> Do this:
Identify the lines in the data below that contain "nước" and give only how many there are.

A block of data:
★ ★ ★ ★ ★
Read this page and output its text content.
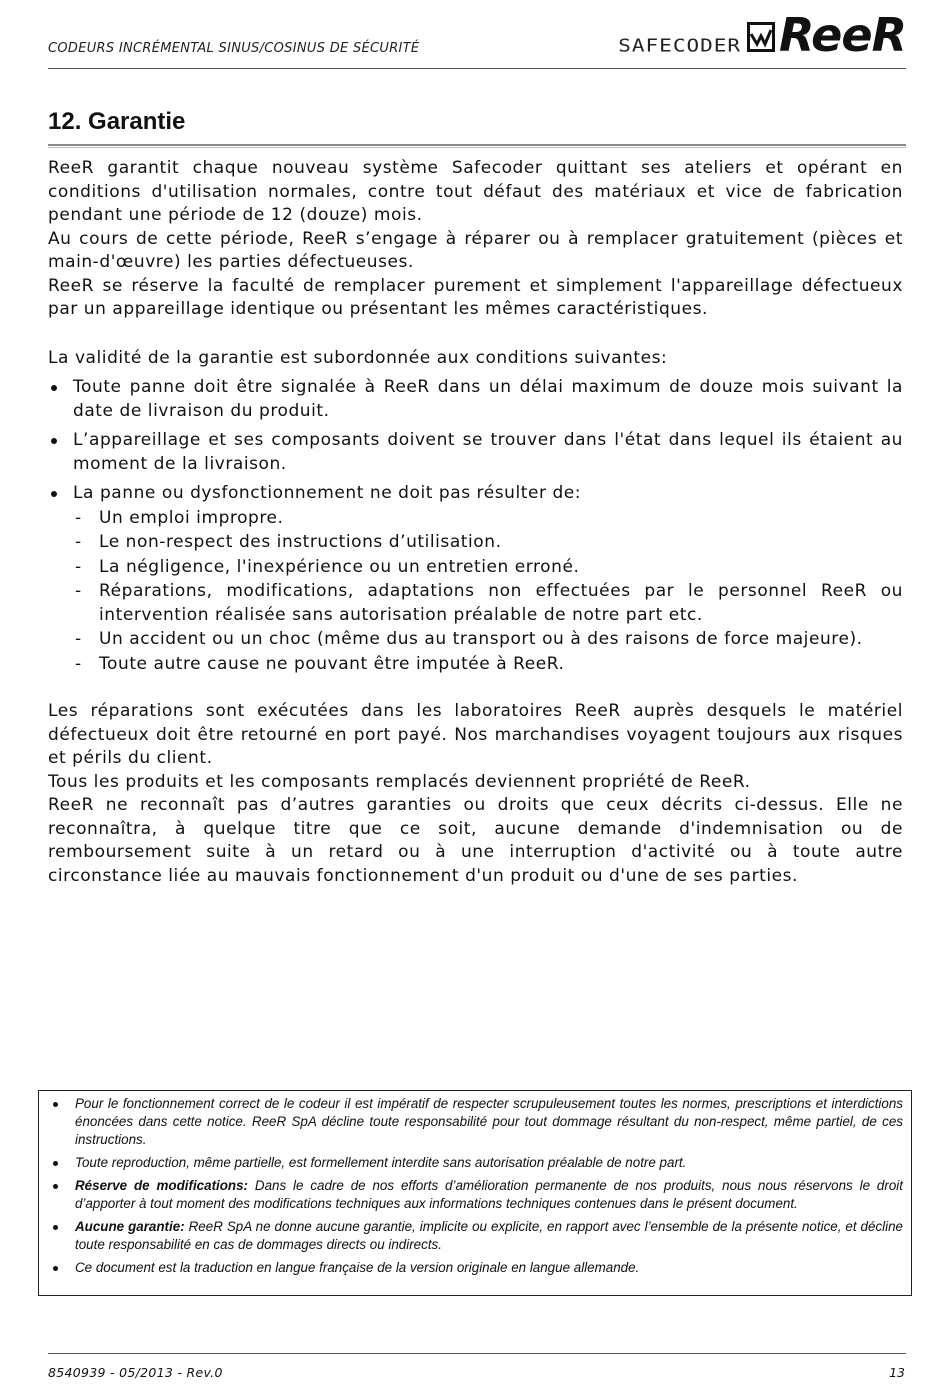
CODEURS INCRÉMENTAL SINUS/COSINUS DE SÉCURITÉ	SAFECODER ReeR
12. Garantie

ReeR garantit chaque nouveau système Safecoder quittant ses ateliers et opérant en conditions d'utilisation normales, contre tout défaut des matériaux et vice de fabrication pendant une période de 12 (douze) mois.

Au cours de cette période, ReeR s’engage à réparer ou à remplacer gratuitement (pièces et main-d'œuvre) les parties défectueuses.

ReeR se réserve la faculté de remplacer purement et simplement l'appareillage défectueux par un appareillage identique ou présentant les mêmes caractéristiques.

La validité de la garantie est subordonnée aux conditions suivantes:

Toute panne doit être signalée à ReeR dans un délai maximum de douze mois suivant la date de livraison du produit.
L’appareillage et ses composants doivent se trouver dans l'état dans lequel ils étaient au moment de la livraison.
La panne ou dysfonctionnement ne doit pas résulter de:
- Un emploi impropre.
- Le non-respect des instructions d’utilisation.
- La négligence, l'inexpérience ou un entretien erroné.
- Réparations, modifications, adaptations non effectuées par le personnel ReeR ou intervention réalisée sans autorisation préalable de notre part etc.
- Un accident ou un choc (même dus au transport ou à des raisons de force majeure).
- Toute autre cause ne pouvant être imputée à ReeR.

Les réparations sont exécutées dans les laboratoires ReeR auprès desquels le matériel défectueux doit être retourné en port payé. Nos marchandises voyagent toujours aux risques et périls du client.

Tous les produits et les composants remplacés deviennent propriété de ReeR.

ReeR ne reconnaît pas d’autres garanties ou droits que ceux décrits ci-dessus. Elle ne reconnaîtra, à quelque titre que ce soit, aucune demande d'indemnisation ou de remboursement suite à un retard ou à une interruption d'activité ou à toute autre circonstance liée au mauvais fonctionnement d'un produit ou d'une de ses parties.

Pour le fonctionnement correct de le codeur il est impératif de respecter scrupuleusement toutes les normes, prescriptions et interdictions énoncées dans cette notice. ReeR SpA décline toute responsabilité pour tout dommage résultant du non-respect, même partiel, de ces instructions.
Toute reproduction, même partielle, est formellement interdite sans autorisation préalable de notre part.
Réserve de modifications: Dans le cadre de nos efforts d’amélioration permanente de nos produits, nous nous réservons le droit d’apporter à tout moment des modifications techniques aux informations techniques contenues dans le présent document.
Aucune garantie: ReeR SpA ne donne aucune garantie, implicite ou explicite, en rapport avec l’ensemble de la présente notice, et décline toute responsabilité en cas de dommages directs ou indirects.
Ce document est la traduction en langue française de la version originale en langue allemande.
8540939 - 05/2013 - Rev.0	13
★ ★ ★ ★ ★
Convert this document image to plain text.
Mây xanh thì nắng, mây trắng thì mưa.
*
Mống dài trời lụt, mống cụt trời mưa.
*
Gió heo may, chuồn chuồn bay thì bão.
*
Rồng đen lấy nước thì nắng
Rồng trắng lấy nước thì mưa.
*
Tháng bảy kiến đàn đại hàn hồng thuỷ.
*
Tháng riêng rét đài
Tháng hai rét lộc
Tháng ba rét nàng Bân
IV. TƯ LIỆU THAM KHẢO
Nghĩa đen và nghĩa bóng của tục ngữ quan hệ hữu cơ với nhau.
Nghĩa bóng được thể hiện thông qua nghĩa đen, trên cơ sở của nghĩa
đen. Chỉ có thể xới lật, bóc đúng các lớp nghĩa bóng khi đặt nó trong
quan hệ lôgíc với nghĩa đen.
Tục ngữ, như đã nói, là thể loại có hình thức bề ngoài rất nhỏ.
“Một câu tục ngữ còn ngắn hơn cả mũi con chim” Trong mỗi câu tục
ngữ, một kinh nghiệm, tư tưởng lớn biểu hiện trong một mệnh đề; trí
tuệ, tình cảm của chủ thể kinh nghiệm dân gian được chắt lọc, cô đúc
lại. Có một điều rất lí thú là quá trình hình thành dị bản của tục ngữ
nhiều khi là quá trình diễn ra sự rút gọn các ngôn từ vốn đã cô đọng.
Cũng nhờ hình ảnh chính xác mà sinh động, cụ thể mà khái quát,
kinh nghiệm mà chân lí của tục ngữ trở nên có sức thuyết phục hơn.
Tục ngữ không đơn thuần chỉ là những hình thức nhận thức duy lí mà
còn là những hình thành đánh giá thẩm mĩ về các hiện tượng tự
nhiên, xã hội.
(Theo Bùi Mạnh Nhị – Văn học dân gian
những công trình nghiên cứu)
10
★ ★ ★ ★ ★
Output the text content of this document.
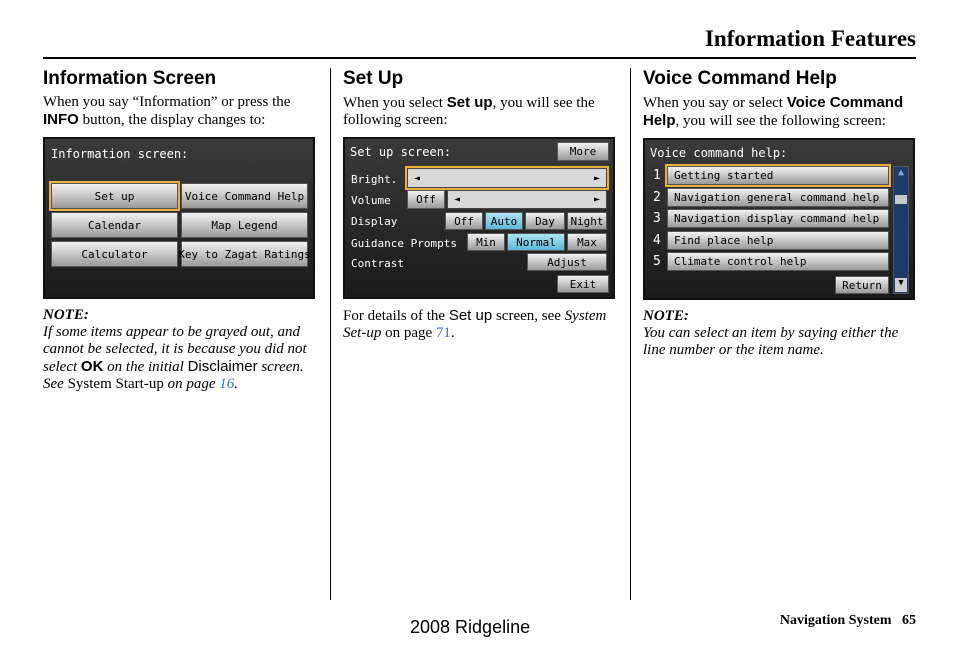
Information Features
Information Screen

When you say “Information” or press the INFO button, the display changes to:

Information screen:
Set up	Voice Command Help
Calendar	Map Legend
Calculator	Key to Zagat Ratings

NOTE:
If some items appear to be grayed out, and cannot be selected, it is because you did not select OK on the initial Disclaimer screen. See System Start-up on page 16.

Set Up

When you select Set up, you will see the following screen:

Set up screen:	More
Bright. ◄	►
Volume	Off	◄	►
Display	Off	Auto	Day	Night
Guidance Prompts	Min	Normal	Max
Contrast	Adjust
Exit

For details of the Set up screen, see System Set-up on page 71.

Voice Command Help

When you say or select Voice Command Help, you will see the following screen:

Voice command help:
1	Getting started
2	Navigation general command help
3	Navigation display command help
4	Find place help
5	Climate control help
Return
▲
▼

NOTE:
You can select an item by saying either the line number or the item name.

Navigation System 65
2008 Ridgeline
★ ★ ★ ★ ★
> Solution for this problem:
2